I've read too many books... with many themes and ideas for walking your path... some had knowledge.. some didn't seem to, some conveyed a measure of wisdom that I could attune to, but when I read those of the Toltec way it didn't quite resonate with me at that time. Well, Castaneda's didn't then, but Ruiz's did. Not saying either one is better or worse than the other. And I suppose I am thinking of Toltec because of stalking... which I used to do as hunter.

Castaneda had to learn a lot through nature experiences, he was tough, a very powerful man with Saturn in Scorpio. Which tells astrologers alot; mainly that one have a hell of a lot power through the Scorpio sign, he was born in the Capricorn which gave hime endurance above the average. Don Miguel is a fine tuned nagual, MD and within a family of shamans. I appreciated Castaneda very much, I felt much warmth in his stories of Don Juan and Don Genaro. And I laughed every time I had a read, the lessons were sometimes incredible but also often very elementary.

+++++

§ **Work to complete**:
1. Translate this sentence from the passage on Toltec books into Spanish: "I appreciated Castaneda very much, I felt much warmth in his stories of Don Juan and Don Genaro."
2. Please list every personal name that appears in the passage on Toltec books.

§ **Information provided**:
+++++

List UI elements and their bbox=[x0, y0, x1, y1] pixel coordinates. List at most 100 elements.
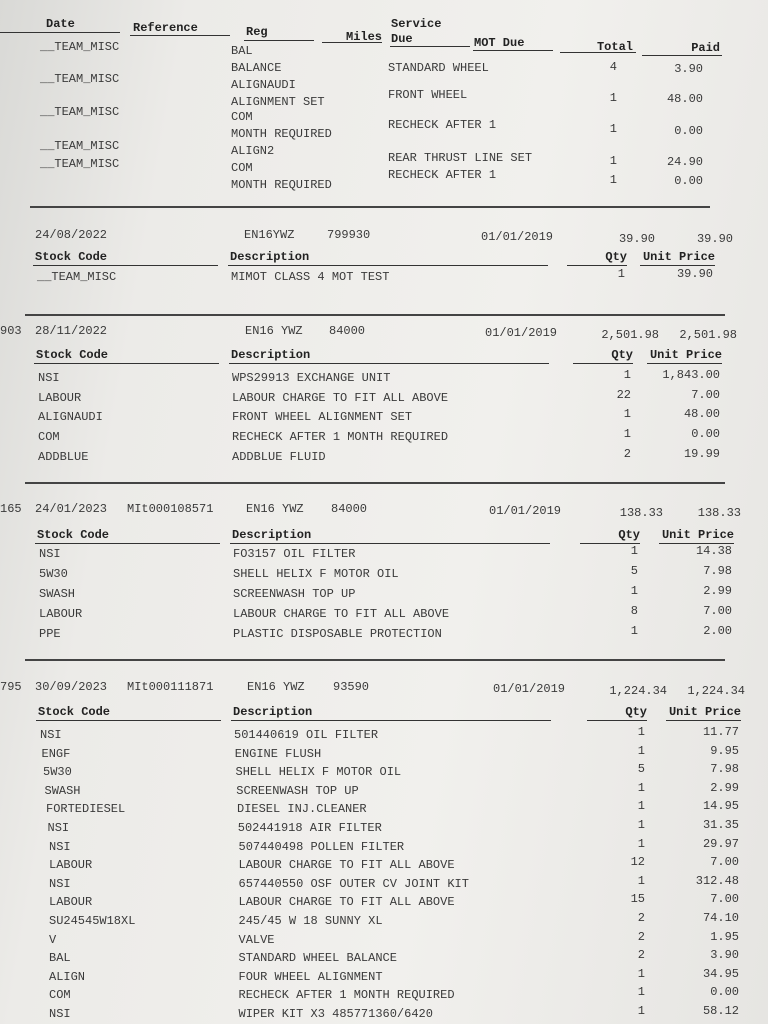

+++++

§ **Expected responses**:
1. Aprecié mucho a Castaneda, sentí mucha calidez en sus historias de Don Juan y Don Genaro.

2.
- Castaneda
- Ruiz
- Don Miguel
- Don Juan
- Don Genaro